Task brief: Set each record down exactly, excluding all images.

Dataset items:
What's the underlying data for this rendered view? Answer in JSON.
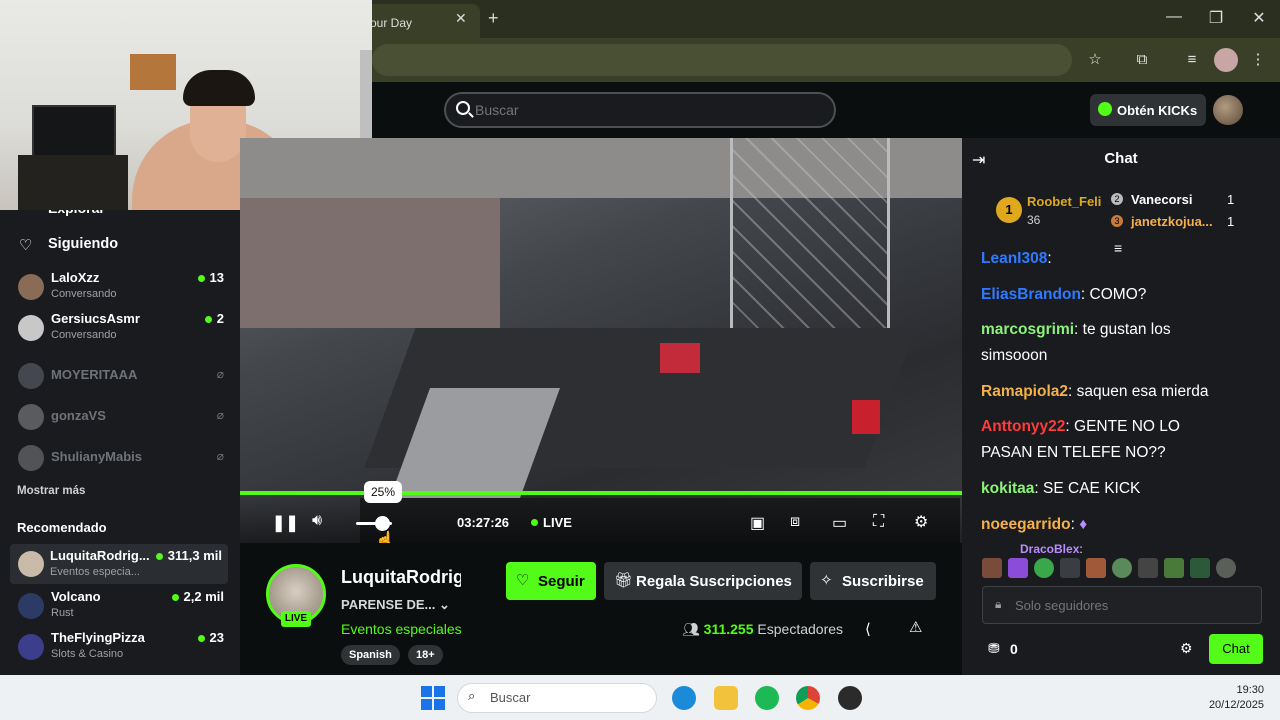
{
  "browser": {
    "tab_title": "our Day",
    "tab_close": "✕",
    "new_tab": "+",
    "controls": {
      "minimize": "—",
      "maximize": "❐",
      "close": "✕"
    }
  },
  "header": {
    "search_placeholder": "Buscar",
    "kicks_label": "Obtén KICKs"
  },
  "sidebar": {
    "explore": "Explorar",
    "following": "Siguiendo",
    "following_items": [
      {
        "name": "LaloXzz",
        "sub": "Conversando",
        "count": "13"
      },
      {
        "name": "GersiucsAsmr",
        "sub": "Conversando",
        "count": "2"
      },
      {
        "name": "MOYERITAAA"
      },
      {
        "name": "gonzaVS"
      },
      {
        "name": "ShulianyMabis"
      }
    ],
    "show_more": "Mostrar más",
    "recommended": "Recomendado",
    "recommended_items": [
      {
        "name": "LuquitaRodrig...",
        "sub": "Eventos especia...",
        "count": "311,3 mil"
      },
      {
        "name": "Volcano",
        "sub": "Rust",
        "count": "2,2 mil"
      },
      {
        "name": "TheFlyingPizza",
        "sub": "Slots & Casino",
        "count": "23"
      }
    ]
  },
  "player": {
    "volume_tooltip": "25%",
    "volume_level": 0.25,
    "elapsed": "03:27:26",
    "live": "LIVE"
  },
  "channel": {
    "name": "LuquitaRodrig",
    "live_badge": "LIVE",
    "title": "PARENSE DE...",
    "category": "Eventos especiales",
    "tags": [
      "Spanish",
      "18+"
    ],
    "follow": "Seguir",
    "gift": "Regala Suscripciones",
    "subscribe": "Suscribirse",
    "viewers_count": "311.255",
    "viewers_label": "Espectadores"
  },
  "chat": {
    "title": "Chat",
    "top_gifters": [
      {
        "rank": "1",
        "name": "Roobet_Feli",
        "count": "36"
      },
      {
        "rank": "2",
        "name": "Vanecorsi",
        "count": "1"
      },
      {
        "rank": "3",
        "name": "janetzkojua...",
        "count": "1"
      }
    ],
    "messages": [
      {
        "user": "LeanI308",
        "text": "",
        "color": "#2f7bff"
      },
      {
        "user": "EliasBrandon",
        "text": "COMO?",
        "color": "#2f7bff"
      },
      {
        "user": "marcosgrimi",
        "text": "te gustan los simsooon",
        "color": "#8df27a"
      },
      {
        "user": "Ramapiola2",
        "text": "saquen esa mierda",
        "color": "#f5b04a"
      },
      {
        "user": "Anttonyy22",
        "text": "GENTE NO LO PASAN EN TELEFE NO??",
        "color": "#ff3b3b"
      },
      {
        "user": "kokitaa",
        "text": "SE CAE KICK",
        "color": "#8df27a"
      },
      {
        "user": "noeegarrido",
        "text": "",
        "color": "#f5b04a"
      },
      {
        "user": "DracoBlex",
        "text": "",
        "color": "#b98cff"
      }
    ],
    "input_placeholder": "Solo seguidores",
    "points": "0",
    "send": "Chat"
  },
  "taskbar": {
    "search": "Buscar",
    "time": "19:30",
    "date": "20/12/2025"
  }
}
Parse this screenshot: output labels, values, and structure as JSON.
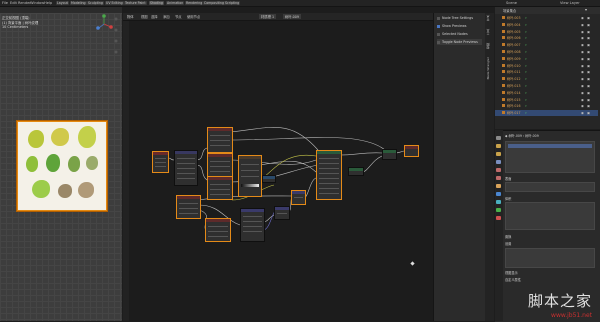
{
  "topbar": {
    "menus": [
      "File",
      "Edit",
      "Render",
      "Window",
      "Help"
    ],
    "workspaces": [
      "Layout",
      "Modeling",
      "Sculpting",
      "UV Editing",
      "Texture Paint",
      "Shading",
      "Animation",
      "Rendering",
      "Compositing",
      "Scripting"
    ],
    "scene_label": "Scene",
    "view_layer_label": "View Layer"
  },
  "viewport": {
    "overlay_lines": [
      "正交前视图 (顶端)",
      "(1) 背景平面 | 树叶纹理",
      "10 Centimeters"
    ]
  },
  "node_editor": {
    "header_items": [
      "物体",
      "视图",
      "选择",
      "添加",
      "节点",
      "使用节点"
    ],
    "slot_label": "材质槽 1",
    "material_name": "树叶.009"
  },
  "n_panel": {
    "rows": [
      {
        "label": "Node Tree Settings",
        "checked": false
      },
      {
        "label": "Show Previews",
        "checked": true
      },
      {
        "label": "Selected Nodes",
        "checked": false
      },
      {
        "label": "Toggle Node Previews",
        "checked": false
      }
    ],
    "tabs": [
      "节点",
      "工具",
      "视图",
      "Node Wrangler"
    ]
  },
  "outliner": {
    "header": "场景集合",
    "items": [
      "树叶.003",
      "树叶.004",
      "树叶.005",
      "树叶.006",
      "树叶.007",
      "树叶.008",
      "树叶.009",
      "树叶.010",
      "树叶.011",
      "树叶.012",
      "树叶.013",
      "树叶.014",
      "树叶.015",
      "树叶.016",
      "树叶.017"
    ]
  },
  "properties": {
    "section_title": "树叶.009",
    "rows": [
      "表面",
      "体积",
      "置换",
      "设置",
      "视图显示",
      "自定义属性"
    ]
  },
  "watermark": {
    "text": "脚本之家",
    "url": "www.jb51.net"
  }
}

Response below:
What's the underlying data for this rendered view? Answer in JSON.
{
  "browser": {
    "tab_title": "our Day",
    "tab_close": "✕",
    "new_tab": "+",
    "controls": {
      "minimize": "—",
      "maximize": "❐",
      "close": "✕"
    }
  },
  "header": {
    "search_placeholder": "Buscar",
    "kicks_label": "Obtén KICKs"
  },
  "sidebar": {
    "explore": "Explorar",
    "following": "Siguiendo",
    "following_items": [
      {
        "name": "LaloXzz",
        "sub": "Conversando",
        "count": "13"
      },
      {
        "name": "GersiucsAsmr",
        "sub": "Conversando",
        "count": "2"
      },
      {
        "name": "MOYERITAAA"
      },
      {
        "name": "gonzaVS"
      },
      {
        "name": "ShulianyMabis"
      }
    ],
    "show_more": "Mostrar más",
    "recommended": "Recomendado",
    "recommended_items": [
      {
        "name": "LuquitaRodrig...",
        "sub": "Eventos especia...",
        "count": "311,3 mil"
      },
      {
        "name": "Volcano",
        "sub": "Rust",
        "count": "2,2 mil"
      },
      {
        "name": "TheFlyingPizza",
        "sub": "Slots & Casino",
        "count": "23"
      }
    ]
  },
  "player": {
    "volume_tooltip": "25%",
    "volume_level": 0.25,
    "elapsed": "03:27:26",
    "live": "LIVE"
  },
  "channel": {
    "name": "LuquitaRodrig",
    "live_badge": "LIVE",
    "title": "PARENSE DE...",
    "category": "Eventos especiales",
    "tags": [
      "Spanish",
      "18+"
    ],
    "follow": "Seguir",
    "gift": "Regala Suscripciones",
    "subscribe": "Suscribirse",
    "viewers_count": "311.255",
    "viewers_label": "Espectadores"
  },
  "chat": {
    "title": "Chat",
    "top_gifters": [
      {
        "rank": "1",
        "name": "Roobet_Feli",
        "count": "36"
      },
      {
        "rank": "2",
        "name": "Vanecorsi",
        "count": "1"
      },
      {
        "rank": "3",
        "name": "janetzkojua...",
        "count": "1"
      }
    ],
    "messages": [
      {
        "user": "LeanI308",
        "text": "",
        "color": "#2f7bff"
      },
      {
        "user": "EliasBrandon",
        "text": "COMO?",
        "color": "#2f7bff"
      },
      {
        "user": "marcosgrimi",
        "text": "te gustan los simsooon",
        "color": "#8df27a"
      },
      {
        "user": "Ramapiola2",
        "text": "saquen esa mierda",
        "color": "#f5b04a"
      },
      {
        "user": "Anttonyy22",
        "text": "GENTE NO LO PASAN EN TELEFE NO??",
        "color": "#ff3b3b"
      },
      {
        "user": "kokitaa",
        "text": "SE CAE KICK",
        "color": "#8df27a"
      },
      {
        "user": "noeegarrido",
        "text": "",
        "color": "#f5b04a"
      },
      {
        "user": "DracoBlex",
        "text": "",
        "color": "#b98cff"
      }
    ],
    "input_placeholder": "Solo seguidores",
    "points": "0",
    "send": "Chat"
  },
  "taskbar": {
    "search": "Buscar",
    "time": "19:30",
    "date": "20/12/2025"
  }
}
Parse this screenshot: output labels, values, and structure as JSON.
{
  "topbar": {
    "menus": [
      "File",
      "Edit",
      "Render",
      "Window",
      "Help"
    ],
    "workspaces": [
      "Layout",
      "Modeling",
      "Sculpting",
      "UV Editing",
      "Texture Paint",
      "Shading",
      "Animation",
      "Rendering",
      "Compositing",
      "Scripting"
    ],
    "scene_label": "Scene",
    "view_layer_label": "View Layer"
  },
  "viewport": {
    "overlay_lines": [
      "正交前视图 (顶端)",
      "(1) 背景平面 | 树叶纹理",
      "10 Centimeters"
    ]
  },
  "node_editor": {
    "header_items": [
      "物体",
      "视图",
      "选择",
      "添加",
      "节点",
      "使用节点"
    ],
    "slot_label": "材质槽 1",
    "material_name": "树叶.009"
  },
  "n_panel": {
    "rows": [
      {
        "label": "Node Tree Settings",
        "checked": false
      },
      {
        "label": "Show Previews",
        "checked": true
      },
      {
        "label": "Selected Nodes",
        "checked": false
      },
      {
        "label": "Toggle Node Previews",
        "checked": false
      }
    ],
    "tabs": [
      "节点",
      "工具",
      "视图",
      "Node Wrangler"
    ]
  },
  "outliner": {
    "header": "场景集合",
    "items": [
      "树叶.003",
      "树叶.004",
      "树叶.005",
      "树叶.006",
      "树叶.007",
      "树叶.008",
      "树叶.009",
      "树叶.010",
      "树叶.011",
      "树叶.012",
      "树叶.013",
      "树叶.014",
      "树叶.015",
      "树叶.016",
      "树叶.017"
    ]
  },
  "properties": {
    "section_title": "树叶.009",
    "rows": [
      "表面",
      "体积",
      "置换",
      "设置",
      "视图显示",
      "自定义属性"
    ]
  },
  "watermark": {
    "text": "脚本之家",
    "url": "www.jb51.net"
  }
}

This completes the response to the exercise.